◆ **Task statement**: Search the records that follow and extract every line containing the string "minutes".

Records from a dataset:
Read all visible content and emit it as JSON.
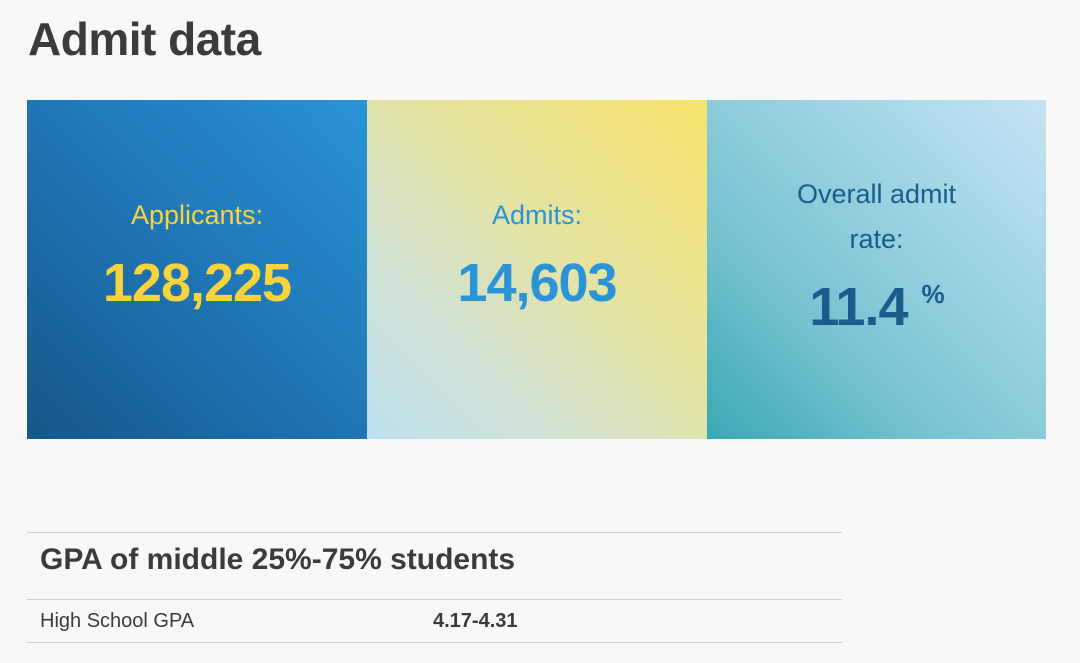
{
  "page": {
    "title": "Admit data"
  },
  "stats": {
    "applicants": {
      "label": "Applicants:",
      "value": "128,225"
    },
    "admits": {
      "label": "Admits:",
      "value": "14,603"
    },
    "admit_rate": {
      "label": "Overall admit rate:",
      "value": "11.4",
      "unit": "%"
    }
  },
  "gpa": {
    "heading": "GPA of middle 25%-75% students",
    "rows": [
      {
        "label": "High School GPA",
        "value": "4.17-4.31"
      }
    ]
  },
  "colors": {
    "applicants_card": "#2079ba",
    "applicants_text": "#f7d33c",
    "admits_card": "#e6e39c",
    "admits_text": "#2a94d6",
    "rate_card": "#72c0cf",
    "rate_text": "#1a5c8c"
  }
}
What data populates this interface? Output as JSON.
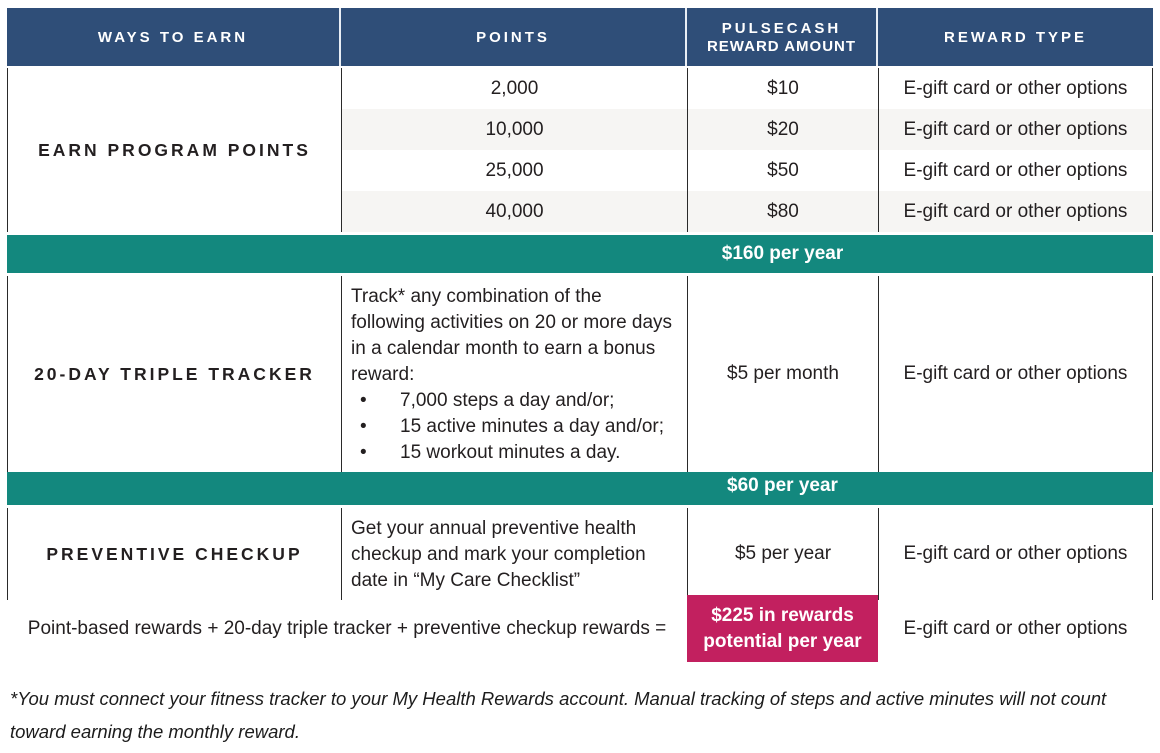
{
  "colors": {
    "navy_header": "#2f4e78",
    "teal_subtotal": "#13887e",
    "pink_total": "#c2205f",
    "alt_row": "#f6f5f3"
  },
  "header": {
    "col1": "WAYS TO EARN",
    "col2": "POINTS",
    "col3_line1": "PULSECASH",
    "col3_line2": "REWARD AMOUNT",
    "col4": "REWARD TYPE"
  },
  "sections": {
    "earn_points": {
      "label": "EARN PROGRAM POINTS",
      "rows": [
        {
          "points": "2,000",
          "reward": "$10",
          "type": "E-gift card or other options"
        },
        {
          "points": "10,000",
          "reward": "$20",
          "type": "E-gift card or other options"
        },
        {
          "points": "25,000",
          "reward": "$50",
          "type": "E-gift card or other options"
        },
        {
          "points": "40,000",
          "reward": "$80",
          "type": "E-gift card or other options"
        }
      ],
      "subtotal": "$160 per year"
    },
    "triple_tracker": {
      "label": "20-DAY TRIPLE TRACKER",
      "description_intro": "Track* any combination of the following activities on 20 or more days in a calendar month to earn a bonus reward:",
      "bullets": [
        "7,000 steps a day and/or;",
        "15 active minutes a day and/or;",
        "15 workout minutes a day."
      ],
      "reward": "$5 per month",
      "type": "E-gift card or other options",
      "subtotal": "$60 per year"
    },
    "preventive": {
      "label": "PREVENTIVE CHECKUP",
      "description": "Get your annual preventive health checkup and mark your completion date in “My Care Checklist”",
      "reward": "$5 per year",
      "type": "E-gift card or other options"
    }
  },
  "summary": {
    "equation": "Point-based rewards + 20-day triple tracker + preventive checkup rewards =",
    "total_line1": "$225 in rewards",
    "total_line2": "potential per year",
    "type": "E-gift card or other options"
  },
  "footnote": "*You must connect your fitness tracker to your My Health Rewards account. Manual tracking of steps and active minutes will not count toward earning the monthly reward."
}
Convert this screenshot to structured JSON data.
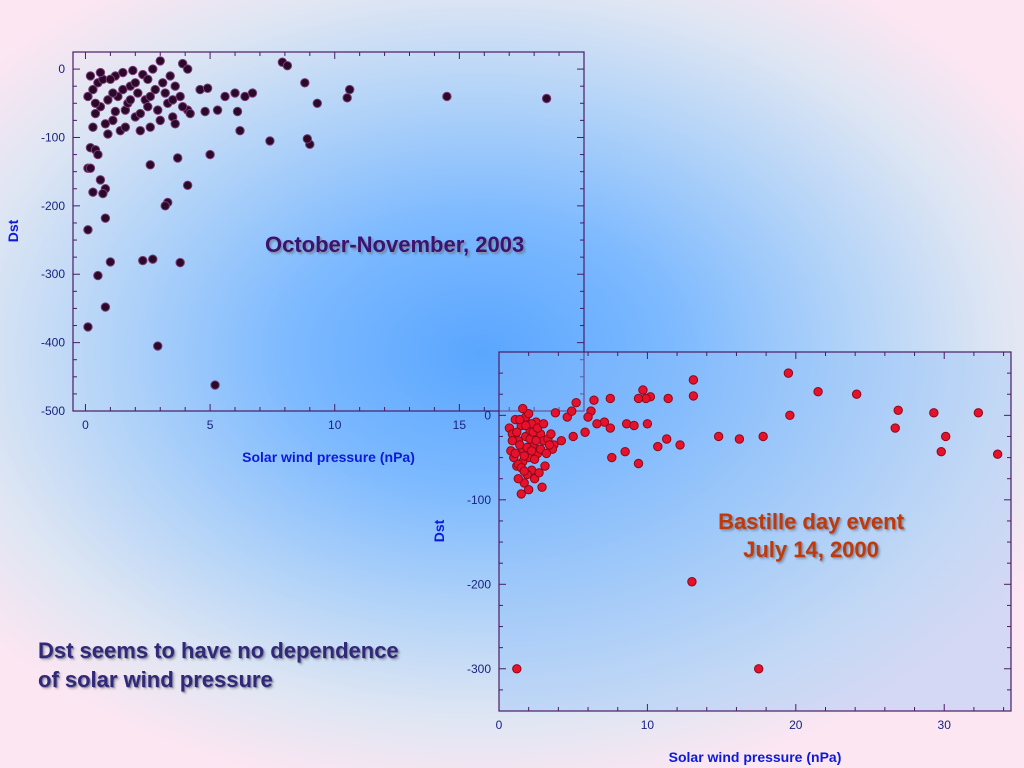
{
  "slide": {
    "conclusion_line1": "Dst seems to have no dependence",
    "conclusion_line2": "of solar wind pressure"
  },
  "colors": {
    "plot1_point": "#2b0a28",
    "plot2_point": "#e8112d",
    "axis_frame": "#4b1c63",
    "label": "#0c1adb"
  },
  "chart_data": [
    {
      "type": "scatter",
      "title": "October-November, 2003",
      "xlabel": "Solar wind pressure (nPa)",
      "ylabel": "Dst",
      "xlim": [
        -0.5,
        20
      ],
      "ylim": [
        -500,
        25
      ],
      "xticks": [
        0,
        5,
        10,
        15
      ],
      "yticks": [
        0,
        -100,
        -200,
        -300,
        -400,
        -500
      ],
      "grid": false,
      "points": [
        [
          7.9,
          10
        ],
        [
          8.1,
          5
        ],
        [
          3.9,
          8
        ],
        [
          4.1,
          0
        ],
        [
          3.0,
          12
        ],
        [
          9.3,
          -50
        ],
        [
          8.8,
          -20
        ],
        [
          10.6,
          -30
        ],
        [
          10.5,
          -42
        ],
        [
          14.5,
          -40
        ],
        [
          18.5,
          -43
        ],
        [
          4.6,
          -30
        ],
        [
          4.9,
          -28
        ],
        [
          5.6,
          -40
        ],
        [
          6.0,
          -35
        ],
        [
          6.4,
          -40
        ],
        [
          6.7,
          -35
        ],
        [
          5.3,
          -60
        ],
        [
          6.1,
          -62
        ],
        [
          4.8,
          -62
        ],
        [
          4.1,
          -60
        ],
        [
          6.2,
          -90
        ],
        [
          7.4,
          -105
        ],
        [
          9.0,
          -110
        ],
        [
          8.9,
          -102
        ],
        [
          5.0,
          -125
        ],
        [
          3.7,
          -130
        ],
        [
          2.6,
          -140
        ],
        [
          4.1,
          -170
        ],
        [
          3.3,
          -195
        ],
        [
          3.2,
          -200
        ],
        [
          0.2,
          -115
        ],
        [
          0.4,
          -118
        ],
        [
          0.5,
          -125
        ],
        [
          0.1,
          -145
        ],
        [
          0.2,
          -145
        ],
        [
          0.6,
          -162
        ],
        [
          0.8,
          -175
        ],
        [
          0.3,
          -180
        ],
        [
          0.7,
          -182
        ],
        [
          0.8,
          -218
        ],
        [
          0.1,
          -235
        ],
        [
          1.0,
          -282
        ],
        [
          2.3,
          -280
        ],
        [
          2.7,
          -278
        ],
        [
          3.8,
          -283
        ],
        [
          0.5,
          -302
        ],
        [
          0.8,
          -348
        ],
        [
          0.1,
          -377
        ],
        [
          2.9,
          -405
        ],
        [
          5.2,
          -462
        ],
        [
          0.1,
          -40
        ],
        [
          0.3,
          -30
        ],
        [
          0.6,
          -55
        ],
        [
          0.4,
          -65
        ],
        [
          0.9,
          -95
        ],
        [
          1.3,
          -40
        ],
        [
          1.6,
          -60
        ],
        [
          2.0,
          -70
        ],
        [
          2.6,
          -85
        ],
        [
          3.3,
          -50
        ],
        [
          3.5,
          -70
        ],
        [
          3.6,
          -80
        ],
        [
          0.5,
          -20
        ],
        [
          0.7,
          -15
        ],
        [
          1.2,
          -10
        ],
        [
          1.5,
          -5
        ],
        [
          1.8,
          -25
        ],
        [
          2.1,
          -35
        ],
        [
          2.4,
          -45
        ],
        [
          2.8,
          -30
        ],
        [
          3.1,
          -20
        ],
        [
          3.4,
          -10
        ],
        [
          0.3,
          -85
        ],
        [
          0.8,
          -80
        ],
        [
          1.1,
          -75
        ],
        [
          1.4,
          -90
        ],
        [
          1.7,
          -50
        ],
        [
          2.2,
          -65
        ],
        [
          2.5,
          -55
        ],
        [
          2.9,
          -60
        ],
        [
          3.6,
          -25
        ],
        [
          0.2,
          -10
        ],
        [
          0.6,
          -5
        ],
        [
          1.0,
          -15
        ],
        [
          1.9,
          -2
        ],
        [
          2.3,
          -8
        ],
        [
          2.7,
          0
        ],
        [
          3.8,
          -40
        ],
        [
          1.2,
          -62
        ],
        [
          1.5,
          -30
        ],
        [
          2.0,
          -20
        ],
        [
          2.5,
          -15
        ],
        [
          0.9,
          -45
        ],
        [
          1.6,
          -85
        ],
        [
          2.2,
          -90
        ],
        [
          3.0,
          -75
        ],
        [
          3.9,
          -55
        ],
        [
          4.2,
          -65
        ],
        [
          0.4,
          -50
        ],
        [
          1.1,
          -35
        ],
        [
          1.8,
          -45
        ],
        [
          2.6,
          -40
        ],
        [
          3.2,
          -35
        ],
        [
          3.5,
          -45
        ]
      ]
    },
    {
      "type": "scatter",
      "title": "Bastille day event",
      "subtitle": "July 14, 2000",
      "xlabel": "Solar wind pressure (nPa)",
      "ylabel": "Dst",
      "xlim": [
        0,
        34.5
      ],
      "ylim": [
        -350,
        75
      ],
      "xticks": [
        0,
        10,
        20,
        30
      ],
      "yticks": [
        0,
        -100,
        -200,
        -300
      ],
      "grid": false,
      "points": [
        [
          19.5,
          50
        ],
        [
          13.1,
          42
        ],
        [
          9.7,
          30
        ],
        [
          21.5,
          28
        ],
        [
          24.1,
          25
        ],
        [
          13.1,
          23
        ],
        [
          10.2,
          22
        ],
        [
          9.9,
          20
        ],
        [
          9.4,
          20
        ],
        [
          11.4,
          20
        ],
        [
          5.2,
          15
        ],
        [
          6.4,
          18
        ],
        [
          7.5,
          20
        ],
        [
          26.9,
          6
        ],
        [
          29.3,
          3
        ],
        [
          32.3,
          3
        ],
        [
          19.6,
          0
        ],
        [
          6.2,
          5
        ],
        [
          6.0,
          -2
        ],
        [
          4.6,
          -2
        ],
        [
          3.8,
          3
        ],
        [
          4.9,
          5
        ],
        [
          7.1,
          -8
        ],
        [
          8.6,
          -10
        ],
        [
          9.1,
          -12
        ],
        [
          10.0,
          -10
        ],
        [
          6.6,
          -10
        ],
        [
          7.5,
          -15
        ],
        [
          26.7,
          -15
        ],
        [
          14.8,
          -25
        ],
        [
          16.2,
          -28
        ],
        [
          17.8,
          -25
        ],
        [
          30.1,
          -25
        ],
        [
          11.3,
          -28
        ],
        [
          12.2,
          -35
        ],
        [
          10.7,
          -37
        ],
        [
          29.8,
          -43
        ],
        [
          33.6,
          -46
        ],
        [
          7.6,
          -50
        ],
        [
          8.5,
          -43
        ],
        [
          9.4,
          -57
        ],
        [
          4.2,
          -30
        ],
        [
          3.7,
          -35
        ],
        [
          5.0,
          -25
        ],
        [
          5.8,
          -20
        ],
        [
          1.2,
          -300
        ],
        [
          13.0,
          -197
        ],
        [
          17.5,
          -300
        ],
        [
          0.7,
          -15
        ],
        [
          0.9,
          -22
        ],
        [
          1.1,
          -5
        ],
        [
          1.3,
          -30
        ],
        [
          1.5,
          -12
        ],
        [
          1.6,
          -40
        ],
        [
          1.8,
          -25
        ],
        [
          2.0,
          -50
        ],
        [
          2.1,
          -18
        ],
        [
          2.3,
          -35
        ],
        [
          2.5,
          -8
        ],
        [
          2.6,
          -45
        ],
        [
          2.8,
          -22
        ],
        [
          3.0,
          -30
        ],
        [
          3.1,
          -60
        ],
        [
          2.2,
          -65
        ],
        [
          1.9,
          -70
        ],
        [
          1.7,
          -80
        ],
        [
          1.5,
          -93
        ],
        [
          2.4,
          -75
        ],
        [
          2.9,
          -85
        ],
        [
          1.0,
          -50
        ],
        [
          1.2,
          -60
        ],
        [
          1.4,
          -35
        ],
        [
          1.6,
          -55
        ],
        [
          1.8,
          -2
        ],
        [
          2.0,
          2
        ],
        [
          2.2,
          -10
        ],
        [
          0.8,
          -42
        ],
        [
          1.1,
          -45
        ],
        [
          1.3,
          -58
        ],
        [
          1.5,
          -62
        ],
        [
          1.7,
          -48
        ],
        [
          1.9,
          -38
        ],
        [
          2.1,
          -28
        ],
        [
          2.3,
          -20
        ],
        [
          2.6,
          -15
        ],
        [
          2.8,
          -40
        ],
        [
          3.3,
          -28
        ],
        [
          3.5,
          -22
        ],
        [
          3.6,
          -40
        ],
        [
          1.4,
          -5
        ],
        [
          1.6,
          8
        ],
        [
          2.0,
          -88
        ],
        [
          2.4,
          -52
        ],
        [
          2.7,
          -68
        ],
        [
          3.0,
          -10
        ],
        [
          3.2,
          -45
        ],
        [
          0.9,
          -30
        ],
        [
          1.2,
          -20
        ],
        [
          1.8,
          -12
        ],
        [
          2.5,
          -30
        ],
        [
          3.4,
          -35
        ],
        [
          1.3,
          -75
        ],
        [
          1.7,
          -66
        ],
        [
          2.2,
          -42
        ]
      ]
    }
  ]
}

◆ **Task response**:
        "15 active minutes a day and/or;",
        "15 workout minutes a day."
  "footnote": "*You must connect your fitness tracker to your My Health Rewards account. Manual tracking of steps and active minutes will not count toward earning the monthly reward."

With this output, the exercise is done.